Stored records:
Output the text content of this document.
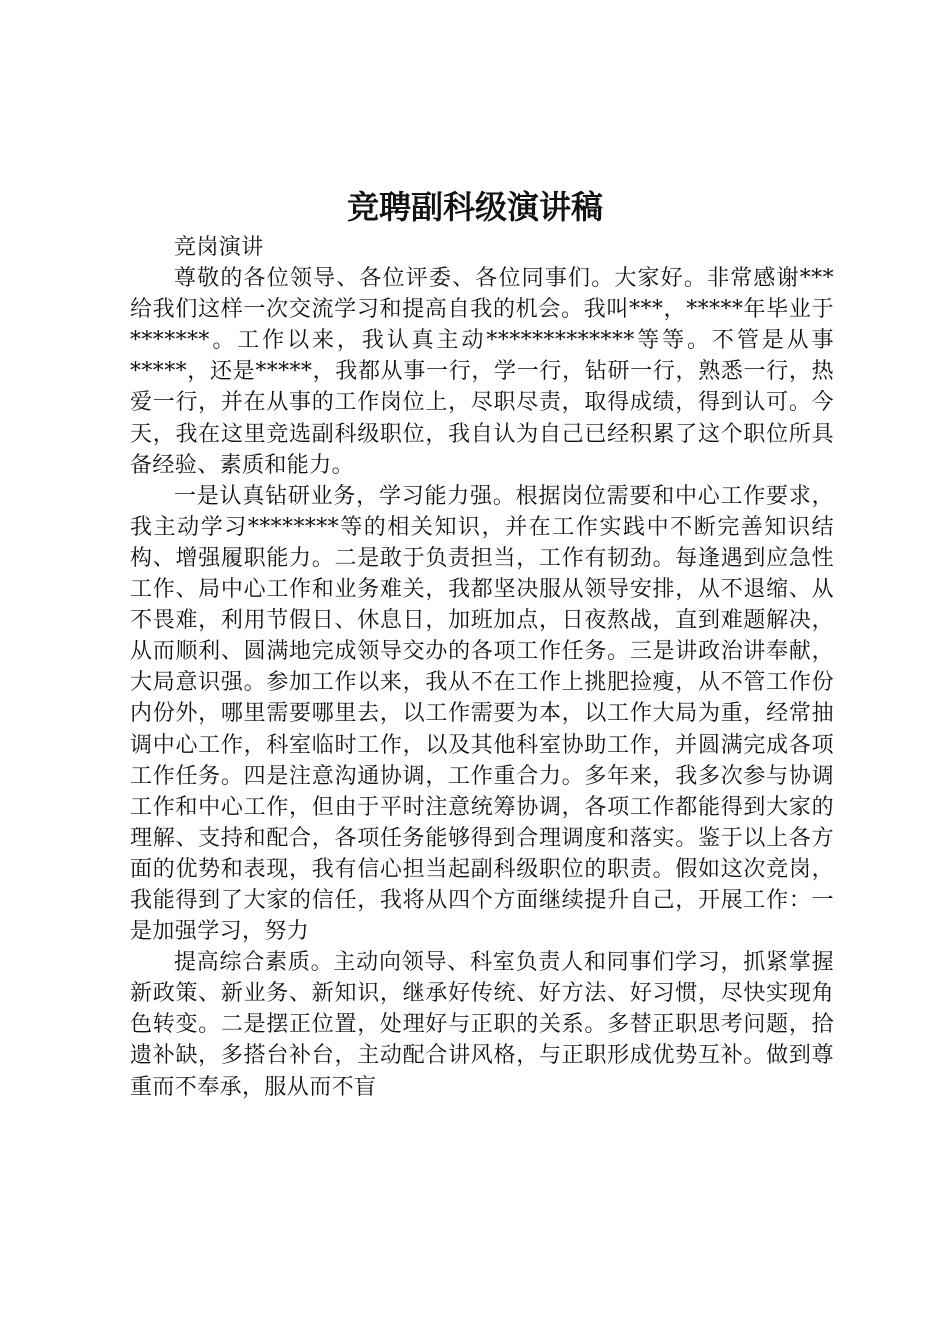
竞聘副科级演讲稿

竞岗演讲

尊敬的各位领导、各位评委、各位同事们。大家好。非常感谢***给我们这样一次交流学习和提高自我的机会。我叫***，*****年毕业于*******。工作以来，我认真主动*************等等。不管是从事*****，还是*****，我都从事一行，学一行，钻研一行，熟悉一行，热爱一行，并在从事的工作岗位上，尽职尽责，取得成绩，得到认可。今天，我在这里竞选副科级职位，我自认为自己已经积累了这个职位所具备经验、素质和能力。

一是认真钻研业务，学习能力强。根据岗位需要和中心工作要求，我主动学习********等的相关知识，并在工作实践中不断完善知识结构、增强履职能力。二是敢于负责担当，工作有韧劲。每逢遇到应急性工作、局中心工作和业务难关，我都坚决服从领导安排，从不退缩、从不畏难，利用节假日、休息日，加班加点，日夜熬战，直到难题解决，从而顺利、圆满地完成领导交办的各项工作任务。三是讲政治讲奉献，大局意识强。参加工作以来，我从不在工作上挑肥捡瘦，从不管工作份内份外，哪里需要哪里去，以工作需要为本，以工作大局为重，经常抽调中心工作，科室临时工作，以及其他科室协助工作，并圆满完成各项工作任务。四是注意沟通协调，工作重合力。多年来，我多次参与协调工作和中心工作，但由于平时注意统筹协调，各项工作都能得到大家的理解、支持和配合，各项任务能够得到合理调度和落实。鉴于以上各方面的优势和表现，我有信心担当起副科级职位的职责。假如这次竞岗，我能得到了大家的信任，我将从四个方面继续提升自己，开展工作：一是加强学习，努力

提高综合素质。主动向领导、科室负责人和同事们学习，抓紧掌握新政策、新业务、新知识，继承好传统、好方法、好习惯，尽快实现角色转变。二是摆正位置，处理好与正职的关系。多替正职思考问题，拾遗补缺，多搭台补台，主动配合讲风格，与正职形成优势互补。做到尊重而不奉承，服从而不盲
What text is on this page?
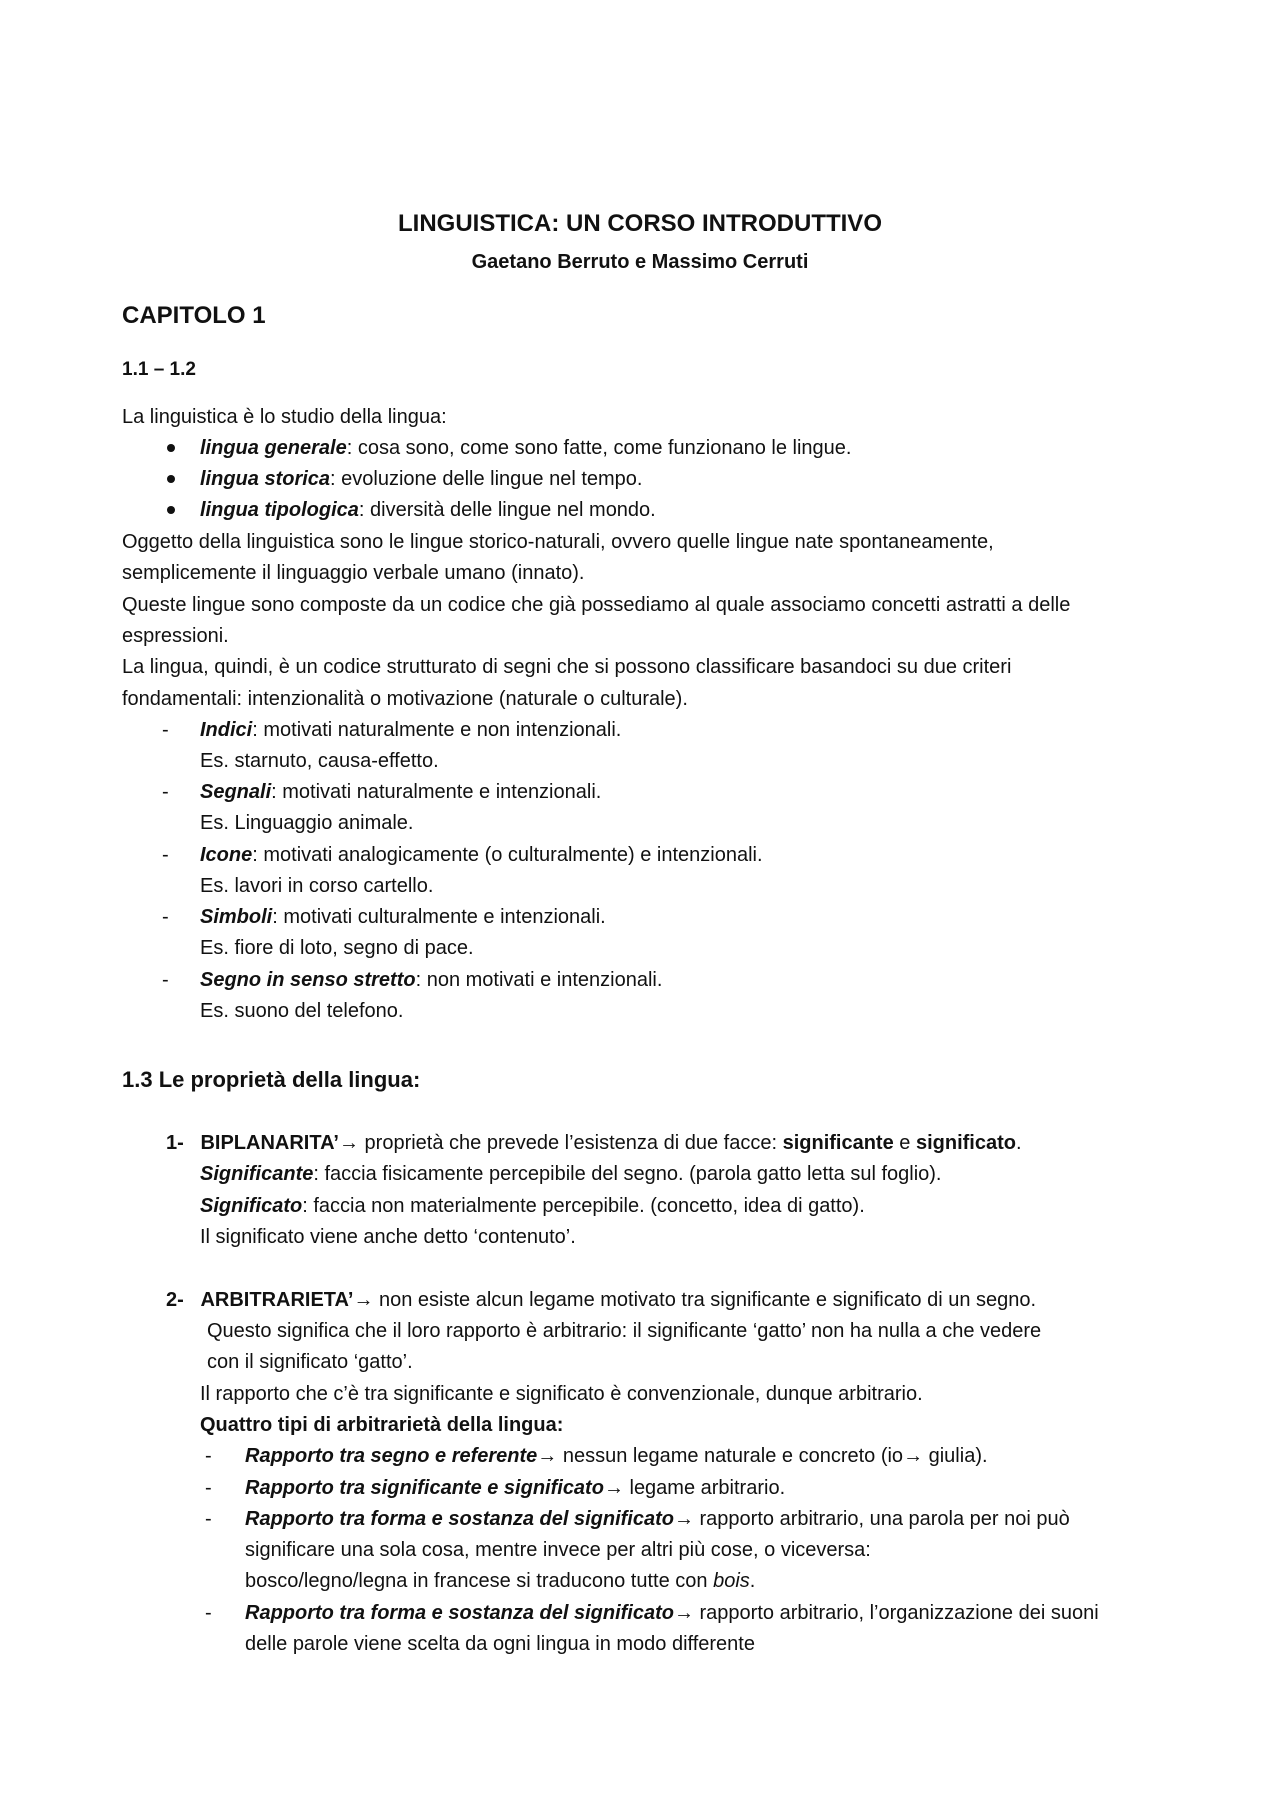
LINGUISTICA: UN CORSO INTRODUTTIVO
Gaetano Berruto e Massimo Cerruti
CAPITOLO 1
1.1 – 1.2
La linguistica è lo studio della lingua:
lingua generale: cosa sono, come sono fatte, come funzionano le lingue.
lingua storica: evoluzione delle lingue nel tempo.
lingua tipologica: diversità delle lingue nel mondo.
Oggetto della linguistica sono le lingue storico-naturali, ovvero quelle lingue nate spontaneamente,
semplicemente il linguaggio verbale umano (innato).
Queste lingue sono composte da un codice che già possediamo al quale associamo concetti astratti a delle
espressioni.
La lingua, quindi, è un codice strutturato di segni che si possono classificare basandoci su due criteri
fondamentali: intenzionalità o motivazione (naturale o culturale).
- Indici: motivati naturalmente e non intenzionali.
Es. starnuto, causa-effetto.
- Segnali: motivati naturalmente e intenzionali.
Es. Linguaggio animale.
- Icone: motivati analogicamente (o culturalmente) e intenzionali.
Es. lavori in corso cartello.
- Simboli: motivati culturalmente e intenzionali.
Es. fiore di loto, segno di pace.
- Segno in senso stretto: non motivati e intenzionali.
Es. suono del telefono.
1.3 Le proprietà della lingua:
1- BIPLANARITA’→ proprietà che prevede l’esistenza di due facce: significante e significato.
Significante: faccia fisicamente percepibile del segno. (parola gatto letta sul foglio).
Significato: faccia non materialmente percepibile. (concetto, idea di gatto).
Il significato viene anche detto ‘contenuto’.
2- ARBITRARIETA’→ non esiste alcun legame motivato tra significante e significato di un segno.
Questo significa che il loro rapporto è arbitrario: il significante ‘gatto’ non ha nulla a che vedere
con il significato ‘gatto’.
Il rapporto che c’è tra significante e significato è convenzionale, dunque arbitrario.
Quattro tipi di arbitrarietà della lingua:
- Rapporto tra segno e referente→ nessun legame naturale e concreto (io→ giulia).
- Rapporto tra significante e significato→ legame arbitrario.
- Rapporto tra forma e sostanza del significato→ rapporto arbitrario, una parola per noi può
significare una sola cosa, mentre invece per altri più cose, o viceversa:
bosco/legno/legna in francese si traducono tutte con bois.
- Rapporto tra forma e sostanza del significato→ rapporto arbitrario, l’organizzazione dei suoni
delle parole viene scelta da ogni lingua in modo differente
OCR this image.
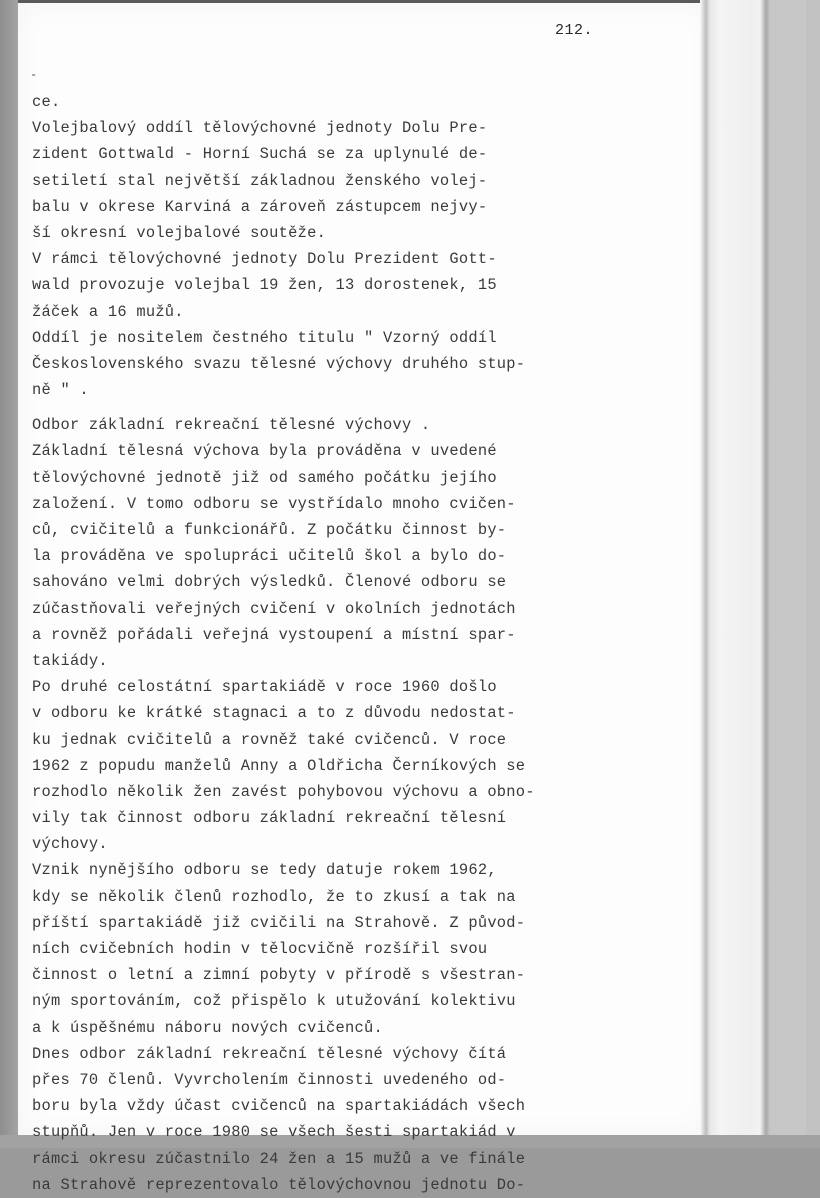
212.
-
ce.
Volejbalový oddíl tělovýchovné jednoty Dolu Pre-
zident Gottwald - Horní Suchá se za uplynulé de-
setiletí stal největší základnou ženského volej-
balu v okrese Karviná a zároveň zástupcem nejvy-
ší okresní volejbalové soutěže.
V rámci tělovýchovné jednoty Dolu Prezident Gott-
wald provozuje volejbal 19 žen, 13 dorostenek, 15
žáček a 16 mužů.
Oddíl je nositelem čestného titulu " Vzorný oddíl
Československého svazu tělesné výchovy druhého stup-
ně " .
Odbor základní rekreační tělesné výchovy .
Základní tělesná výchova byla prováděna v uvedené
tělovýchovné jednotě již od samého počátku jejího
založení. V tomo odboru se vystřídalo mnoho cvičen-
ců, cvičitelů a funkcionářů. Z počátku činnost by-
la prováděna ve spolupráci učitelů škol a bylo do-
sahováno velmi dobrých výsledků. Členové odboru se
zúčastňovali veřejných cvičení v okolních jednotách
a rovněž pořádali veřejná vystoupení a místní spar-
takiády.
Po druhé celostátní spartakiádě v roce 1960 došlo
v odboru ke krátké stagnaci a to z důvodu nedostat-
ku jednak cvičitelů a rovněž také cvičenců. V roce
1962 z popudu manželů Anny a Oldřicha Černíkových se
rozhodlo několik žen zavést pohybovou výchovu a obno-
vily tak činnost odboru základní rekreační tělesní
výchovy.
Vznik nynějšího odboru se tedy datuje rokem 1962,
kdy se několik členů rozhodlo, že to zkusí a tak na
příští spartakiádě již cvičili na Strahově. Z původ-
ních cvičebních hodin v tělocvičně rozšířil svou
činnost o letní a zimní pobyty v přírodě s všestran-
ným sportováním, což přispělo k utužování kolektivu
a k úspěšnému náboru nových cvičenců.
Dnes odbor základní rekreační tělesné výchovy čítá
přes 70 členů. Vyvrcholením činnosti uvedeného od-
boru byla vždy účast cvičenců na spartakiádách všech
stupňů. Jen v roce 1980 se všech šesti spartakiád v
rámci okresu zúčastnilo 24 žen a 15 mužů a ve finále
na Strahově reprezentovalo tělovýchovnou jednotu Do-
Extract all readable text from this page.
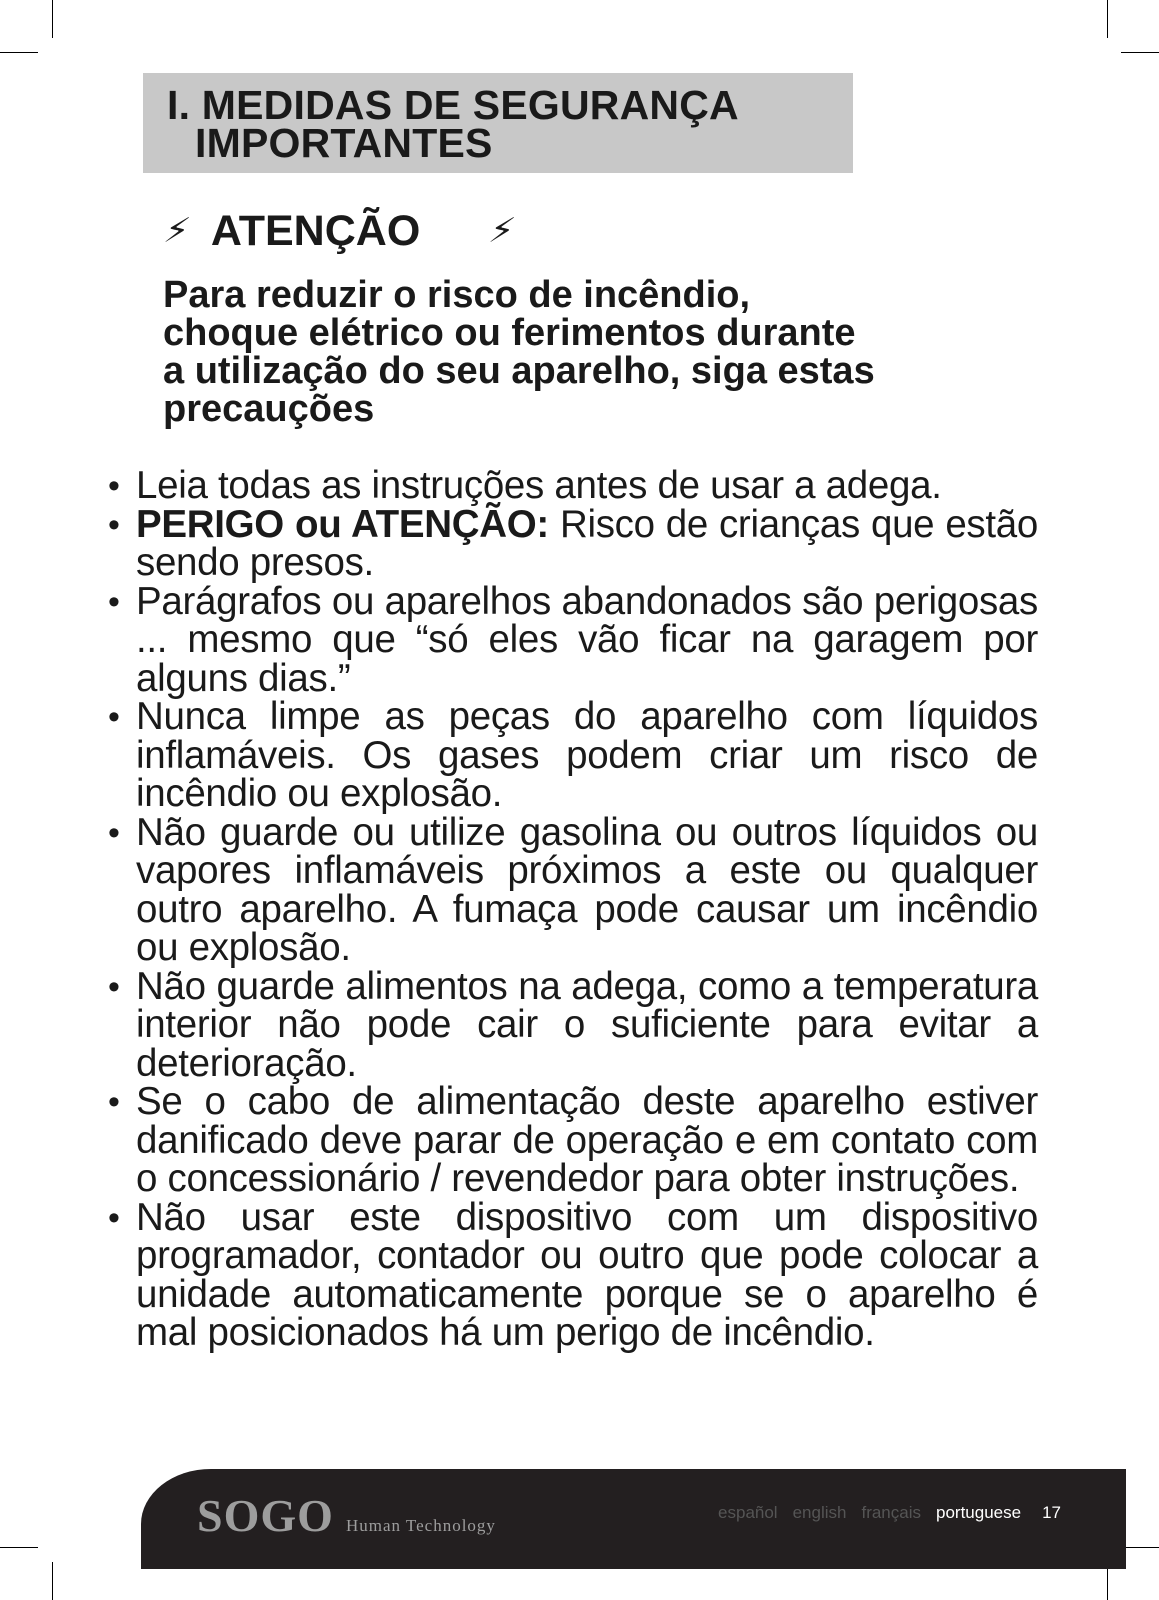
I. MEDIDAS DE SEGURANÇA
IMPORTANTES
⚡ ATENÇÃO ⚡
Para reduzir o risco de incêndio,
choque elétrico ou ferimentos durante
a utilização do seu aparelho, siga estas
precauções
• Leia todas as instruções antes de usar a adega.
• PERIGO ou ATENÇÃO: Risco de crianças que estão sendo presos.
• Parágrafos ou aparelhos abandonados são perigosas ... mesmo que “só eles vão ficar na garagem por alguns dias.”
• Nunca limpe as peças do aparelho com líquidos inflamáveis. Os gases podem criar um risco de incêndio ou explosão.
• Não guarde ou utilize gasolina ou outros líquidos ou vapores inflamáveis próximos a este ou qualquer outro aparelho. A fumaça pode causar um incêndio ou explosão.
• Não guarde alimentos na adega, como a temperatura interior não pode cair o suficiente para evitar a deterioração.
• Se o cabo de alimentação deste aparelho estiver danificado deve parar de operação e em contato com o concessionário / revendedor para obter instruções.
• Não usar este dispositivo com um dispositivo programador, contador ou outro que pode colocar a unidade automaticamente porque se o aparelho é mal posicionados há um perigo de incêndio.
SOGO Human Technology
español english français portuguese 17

*Task to complete*
Return all lines of the material above in which the word "odboru" occurs.

*Exercise answer*
založení. V tomo odboru se vystřídalo mnoho cvičen-
sahováno velmi dobrých výsledků. Členové odboru se
v odboru ke krátké stagnaci a to z důvodu nedostat-
vily tak činnost odboru základní rekreační tělesní
Vznik nynějšího odboru se tedy datuje rokem 1962,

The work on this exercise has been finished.